Requirements:
Without omitting anything, retype the data that follows.

------ Provided material ------

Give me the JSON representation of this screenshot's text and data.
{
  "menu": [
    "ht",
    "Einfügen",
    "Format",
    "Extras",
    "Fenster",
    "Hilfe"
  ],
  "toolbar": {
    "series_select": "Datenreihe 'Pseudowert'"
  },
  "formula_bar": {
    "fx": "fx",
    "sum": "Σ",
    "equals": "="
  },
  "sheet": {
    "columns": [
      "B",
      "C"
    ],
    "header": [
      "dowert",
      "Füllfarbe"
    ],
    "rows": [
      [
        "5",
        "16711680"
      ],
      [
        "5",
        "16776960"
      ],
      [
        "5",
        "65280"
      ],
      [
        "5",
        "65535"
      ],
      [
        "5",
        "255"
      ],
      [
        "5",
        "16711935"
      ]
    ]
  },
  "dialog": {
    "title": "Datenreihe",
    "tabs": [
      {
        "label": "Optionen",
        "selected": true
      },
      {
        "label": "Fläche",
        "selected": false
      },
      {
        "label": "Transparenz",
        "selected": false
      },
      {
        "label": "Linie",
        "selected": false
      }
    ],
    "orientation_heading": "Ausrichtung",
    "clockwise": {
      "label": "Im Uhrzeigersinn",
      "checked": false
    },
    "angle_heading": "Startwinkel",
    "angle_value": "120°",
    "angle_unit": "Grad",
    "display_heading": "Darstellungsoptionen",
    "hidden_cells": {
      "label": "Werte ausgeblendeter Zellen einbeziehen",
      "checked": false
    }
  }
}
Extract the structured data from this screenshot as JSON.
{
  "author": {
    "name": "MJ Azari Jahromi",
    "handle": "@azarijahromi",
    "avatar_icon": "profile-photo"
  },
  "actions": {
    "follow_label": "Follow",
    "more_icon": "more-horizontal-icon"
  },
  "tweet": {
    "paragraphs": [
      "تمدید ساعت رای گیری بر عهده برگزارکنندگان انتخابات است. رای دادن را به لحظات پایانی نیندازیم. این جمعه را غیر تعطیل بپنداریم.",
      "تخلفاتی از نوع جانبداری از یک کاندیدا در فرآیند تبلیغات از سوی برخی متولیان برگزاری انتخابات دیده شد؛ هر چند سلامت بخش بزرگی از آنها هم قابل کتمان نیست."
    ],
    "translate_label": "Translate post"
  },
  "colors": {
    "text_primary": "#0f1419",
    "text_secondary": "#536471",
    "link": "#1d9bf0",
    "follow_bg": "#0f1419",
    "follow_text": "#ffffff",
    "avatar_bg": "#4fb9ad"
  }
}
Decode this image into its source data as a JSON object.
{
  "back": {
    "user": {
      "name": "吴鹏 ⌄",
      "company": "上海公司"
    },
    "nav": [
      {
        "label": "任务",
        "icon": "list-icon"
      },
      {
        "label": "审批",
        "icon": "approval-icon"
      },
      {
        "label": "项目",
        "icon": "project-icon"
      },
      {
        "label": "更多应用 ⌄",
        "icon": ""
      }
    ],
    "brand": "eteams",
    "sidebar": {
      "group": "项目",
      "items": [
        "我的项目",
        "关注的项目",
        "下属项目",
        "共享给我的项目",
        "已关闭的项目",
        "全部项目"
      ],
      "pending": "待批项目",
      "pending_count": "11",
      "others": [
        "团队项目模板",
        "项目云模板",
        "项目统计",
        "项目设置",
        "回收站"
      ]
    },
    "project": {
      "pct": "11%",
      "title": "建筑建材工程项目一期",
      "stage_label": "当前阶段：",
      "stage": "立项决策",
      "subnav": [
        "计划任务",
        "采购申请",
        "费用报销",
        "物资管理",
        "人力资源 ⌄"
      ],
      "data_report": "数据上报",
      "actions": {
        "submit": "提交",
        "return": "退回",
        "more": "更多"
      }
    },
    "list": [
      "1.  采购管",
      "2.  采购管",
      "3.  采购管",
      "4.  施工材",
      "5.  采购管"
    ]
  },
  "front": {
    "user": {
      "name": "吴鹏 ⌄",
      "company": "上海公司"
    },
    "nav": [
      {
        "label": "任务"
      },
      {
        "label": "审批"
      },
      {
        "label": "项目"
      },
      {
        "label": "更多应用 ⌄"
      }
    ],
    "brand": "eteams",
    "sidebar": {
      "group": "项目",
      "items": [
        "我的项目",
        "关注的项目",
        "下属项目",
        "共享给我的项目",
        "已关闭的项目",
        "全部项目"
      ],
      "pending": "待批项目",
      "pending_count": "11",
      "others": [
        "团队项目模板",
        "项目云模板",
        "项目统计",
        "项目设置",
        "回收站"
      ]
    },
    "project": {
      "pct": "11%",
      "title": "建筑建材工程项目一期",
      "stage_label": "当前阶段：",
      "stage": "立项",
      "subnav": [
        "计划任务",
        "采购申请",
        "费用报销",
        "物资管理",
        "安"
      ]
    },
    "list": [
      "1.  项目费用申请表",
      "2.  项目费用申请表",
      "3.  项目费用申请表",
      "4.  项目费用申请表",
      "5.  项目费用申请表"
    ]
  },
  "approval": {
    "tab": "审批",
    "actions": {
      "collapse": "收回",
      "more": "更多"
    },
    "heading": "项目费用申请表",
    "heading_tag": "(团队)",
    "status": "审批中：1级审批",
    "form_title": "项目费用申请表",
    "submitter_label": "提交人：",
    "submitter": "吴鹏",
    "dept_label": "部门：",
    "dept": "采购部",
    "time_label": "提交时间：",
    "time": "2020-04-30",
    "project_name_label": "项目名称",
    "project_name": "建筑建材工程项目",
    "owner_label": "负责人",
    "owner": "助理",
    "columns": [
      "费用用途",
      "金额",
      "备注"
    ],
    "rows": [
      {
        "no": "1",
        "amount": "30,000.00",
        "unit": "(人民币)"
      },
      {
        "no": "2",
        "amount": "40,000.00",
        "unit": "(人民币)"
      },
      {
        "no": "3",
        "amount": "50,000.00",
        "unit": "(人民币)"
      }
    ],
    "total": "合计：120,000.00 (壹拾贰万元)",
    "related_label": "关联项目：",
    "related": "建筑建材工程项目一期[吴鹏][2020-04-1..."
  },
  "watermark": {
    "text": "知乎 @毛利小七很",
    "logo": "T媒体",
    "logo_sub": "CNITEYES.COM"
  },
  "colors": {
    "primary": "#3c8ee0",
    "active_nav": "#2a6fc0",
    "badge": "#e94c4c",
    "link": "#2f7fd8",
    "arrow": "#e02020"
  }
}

------

Written solution:
Give me the JSON representation of this screenshot's text and data.
{
  "menu": [
    "ht",
    "Einfügen",
    "Format",
    "Extras",
    "Fenster",
    "Hilfe"
  ],
  "toolbar": {
    "series_select": "Datenreihe 'Pseudowert'"
  },
  "formula_bar": {
    "fx": "fx",
    "sum": "Σ",
    "equals": "="
  },
  "sheet": {
    "columns": [
      "B",
      "C"
    ],
    "header": [
      "dowert",
      "Füllfarbe"
    ],
    "rows": [
      [
        "5",
        "16711680"
      ],
      [
        "5",
        "16776960"
      ],
      [
        "5",
        "65280"
      ],
      [
        "5",
        "65535"
      ],
      [
        "5",
        "255"
      ],
      [
        "5",
        "16711935"
      ]
    ]
  },
  "dialog": {
    "title": "Datenreihe",
    "tabs": [
      {
        "label": "Optionen",
        "selected": true
      },
      {
        "label": "Fläche",
        "selected": false
      },
      {
        "label": "Transparenz",
        "selected": false
      },
      {
        "label": "Linie",
        "selected": false
      }
    ],
    "orientation_heading": "Ausrichtung",
    "clockwise": {
      "label": "Im Uhrzeigersinn",
      "checked": false
    },
    "angle_heading": "Startwinkel",
    "angle_value": "120°",
    "angle_unit": "Grad",
    "display_heading": "Darstellungsoptionen",
    "hidden_cells": {
      "label": "Werte ausgeblendeter Zellen einbeziehen",
      "checked": false
    }
  }
}
Extract the structured data from this screenshot as JSON.
{
  "author": {
    "name": "MJ Azari Jahromi",
    "handle": "@azarijahromi",
    "avatar_icon": "profile-photo"
  },
  "actions": {
    "follow_label": "Follow",
    "more_icon": "more-horizontal-icon"
  },
  "tweet": {
    "paragraphs": [
      "تمدید ساعت رای گیری بر عهده برگزارکنندگان انتخابات است. رای دادن را به لحظات پایانی نیندازیم. این جمعه را غیر تعطیل بپنداریم.",
      "تخلفاتی از نوع جانبداری از یک کاندیدا در فرآیند تبلیغات از سوی برخی متولیان برگزاری انتخابات دیده شد؛ هر چند سلامت بخش بزرگی از آنها هم قابل کتمان نیست."
    ],
    "translate_label": "Translate post"
  },
  "colors": {
    "text_primary": "#0f1419",
    "text_secondary": "#536471",
    "link": "#1d9bf0",
    "follow_bg": "#0f1419",
    "follow_text": "#ffffff",
    "avatar_bg": "#4fb9ad"
  }
}
Decode this image into its source data as a JSON object.
{
  "back": {
    "user": {
      "name": "吴鹏 ⌄",
      "company": "上海公司"
    },
    "nav": [
      {
        "label": "任务",
        "icon": "list-icon"
      },
      {
        "label": "审批",
        "icon": "approval-icon"
      },
      {
        "label": "项目",
        "icon": "project-icon"
      },
      {
        "label": "更多应用 ⌄",
        "icon": ""
      }
    ],
    "brand": "eteams",
    "sidebar": {
      "group": "项目",
      "items": [
        "我的项目",
        "关注的项目",
        "下属项目",
        "共享给我的项目",
        "已关闭的项目",
        "全部项目"
      ],
      "pending": "待批项目",
      "pending_count": "11",
      "others": [
        "团队项目模板",
        "项目云模板",
        "项目统计",
        "项目设置",
        "回收站"
      ]
    },
    "project": {
      "pct": "11%",
      "title": "建筑建材工程项目一期",
      "stage_label": "当前阶段：",
      "stage": "立项决策",
      "subnav": [
        "计划任务",
        "采购申请",
        "费用报销",
        "物资管理",
        "人力资源 ⌄"
      ],
      "data_report": "数据上报",
      "actions": {
        "submit": "提交",
        "return": "退回",
        "more": "更多"
      }
    },
    "list": [
      "1.  采购管",
      "2.  采购管",
      "3.  采购管",
      "4.  施工材",
      "5.  采购管"
    ]
  },
  "front": {
    "user": {
      "name": "吴鹏 ⌄",
      "company": "上海公司"
    },
    "nav": [
      {
        "label": "任务"
      },
      {
        "label": "审批"
      },
      {
        "label": "项目"
      },
      {
        "label": "更多应用 ⌄"
      }
    ],
    "brand": "eteams",
    "sidebar": {
      "group": "项目",
      "items": [
        "我的项目",
        "关注的项目",
        "下属项目",
        "共享给我的项目",
        "已关闭的项目",
        "全部项目"
      ],
      "pending": "待批项目",
      "pending_count": "11",
      "others": [
        "团队项目模板",
        "项目云模板",
        "项目统计",
        "项目设置",
        "回收站"
      ]
    },
    "project": {
      "pct": "11%",
      "title": "建筑建材工程项目一期",
      "stage_label": "当前阶段：",
      "stage": "立项",
      "subnav": [
        "计划任务",
        "采购申请",
        "费用报销",
        "物资管理",
        "安"
      ]
    },
    "list": [
      "1.  项目费用申请表",
      "2.  项目费用申请表",
      "3.  项目费用申请表",
      "4.  项目费用申请表",
      "5.  项目费用申请表"
    ]
  },
  "approval": {
    "tab": "审批",
    "actions": {
      "collapse": "收回",
      "more": "更多"
    },
    "heading": "项目费用申请表",
    "heading_tag": "(团队)",
    "status": "审批中：1级审批",
    "form_title": "项目费用申请表",
    "submitter_label": "提交人：",
    "submitter": "吴鹏",
    "dept_label": "部门：",
    "dept": "采购部",
    "time_label": "提交时间：",
    "time": "2020-04-30",
    "project_name_label": "项目名称",
    "project_name": "建筑建材工程项目",
    "owner_label": "负责人",
    "owner": "助理",
    "columns": [
      "费用用途",
      "金额",
      "备注"
    ],
    "rows": [
      {
        "no": "1",
        "amount": "30,000.00",
        "unit": "(人民币)"
      },
      {
        "no": "2",
        "amount": "40,000.00",
        "unit": "(人民币)"
      },
      {
        "no": "3",
        "amount": "50,000.00",
        "unit": "(人民币)"
      }
    ],
    "total": "合计：120,000.00 (壹拾贰万元)",
    "related_label": "关联项目：",
    "related": "建筑建材工程项目一期[吴鹏][2020-04-1..."
  },
  "watermark": {
    "text": "知乎 @毛利小七很",
    "logo": "T媒体",
    "logo_sub": "CNITEYES.COM"
  },
  "colors": {
    "primary": "#3c8ee0",
    "active_nav": "#2a6fc0",
    "badge": "#e94c4c",
    "link": "#2f7fd8",
    "arrow": "#e02020"
  }
}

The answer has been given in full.